(Records that describe figures)
┄┄┄┄┄┄

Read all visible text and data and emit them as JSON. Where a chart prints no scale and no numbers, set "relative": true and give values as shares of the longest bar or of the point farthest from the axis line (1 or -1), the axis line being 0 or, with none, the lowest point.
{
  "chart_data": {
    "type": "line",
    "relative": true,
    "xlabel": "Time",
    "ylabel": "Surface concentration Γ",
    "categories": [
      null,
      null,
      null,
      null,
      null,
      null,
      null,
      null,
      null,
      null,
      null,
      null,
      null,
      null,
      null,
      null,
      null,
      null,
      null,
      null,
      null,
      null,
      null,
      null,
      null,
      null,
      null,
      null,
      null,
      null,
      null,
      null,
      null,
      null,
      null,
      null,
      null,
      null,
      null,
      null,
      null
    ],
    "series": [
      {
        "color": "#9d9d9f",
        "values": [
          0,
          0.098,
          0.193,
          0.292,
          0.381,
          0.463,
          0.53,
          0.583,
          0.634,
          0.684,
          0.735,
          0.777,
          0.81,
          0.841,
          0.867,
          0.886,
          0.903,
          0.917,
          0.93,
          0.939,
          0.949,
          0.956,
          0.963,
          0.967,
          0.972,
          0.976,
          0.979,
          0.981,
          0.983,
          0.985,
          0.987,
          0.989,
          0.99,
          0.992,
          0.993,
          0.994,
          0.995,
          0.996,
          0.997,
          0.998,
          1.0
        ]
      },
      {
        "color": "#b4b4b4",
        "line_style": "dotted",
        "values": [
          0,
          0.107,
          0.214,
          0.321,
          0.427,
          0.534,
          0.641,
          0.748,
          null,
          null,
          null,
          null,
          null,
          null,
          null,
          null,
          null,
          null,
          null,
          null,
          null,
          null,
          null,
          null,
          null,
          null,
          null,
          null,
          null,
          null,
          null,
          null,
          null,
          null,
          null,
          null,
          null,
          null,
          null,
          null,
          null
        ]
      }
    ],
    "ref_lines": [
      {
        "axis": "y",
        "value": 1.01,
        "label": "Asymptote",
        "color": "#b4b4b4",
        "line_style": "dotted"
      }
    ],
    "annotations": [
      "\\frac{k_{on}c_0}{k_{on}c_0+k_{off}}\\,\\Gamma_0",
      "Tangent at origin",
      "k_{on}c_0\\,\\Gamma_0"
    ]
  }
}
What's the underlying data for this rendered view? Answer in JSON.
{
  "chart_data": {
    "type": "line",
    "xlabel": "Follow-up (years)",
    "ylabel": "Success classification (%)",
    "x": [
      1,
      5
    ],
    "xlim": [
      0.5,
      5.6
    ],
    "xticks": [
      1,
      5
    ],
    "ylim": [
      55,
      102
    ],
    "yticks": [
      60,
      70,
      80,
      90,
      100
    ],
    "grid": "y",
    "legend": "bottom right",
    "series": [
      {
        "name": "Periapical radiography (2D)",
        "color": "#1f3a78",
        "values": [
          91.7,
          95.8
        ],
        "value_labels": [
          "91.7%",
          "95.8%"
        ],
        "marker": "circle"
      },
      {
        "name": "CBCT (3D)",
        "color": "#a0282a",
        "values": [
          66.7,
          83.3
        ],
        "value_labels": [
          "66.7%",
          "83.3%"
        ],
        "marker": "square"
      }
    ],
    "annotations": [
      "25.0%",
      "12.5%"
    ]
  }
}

┄┄┄┄┄┄

Where a line in the entries holds "axis", copy that line.

Read all visible text and data and emit them as JSON. Where a chart prints no scale and no numbers, set "relative": true and give values as shares of the longest bar or of the point farthest from the axis line (1 or -1), the axis line being 0 or, with none, the lowest point.
        "axis": "y",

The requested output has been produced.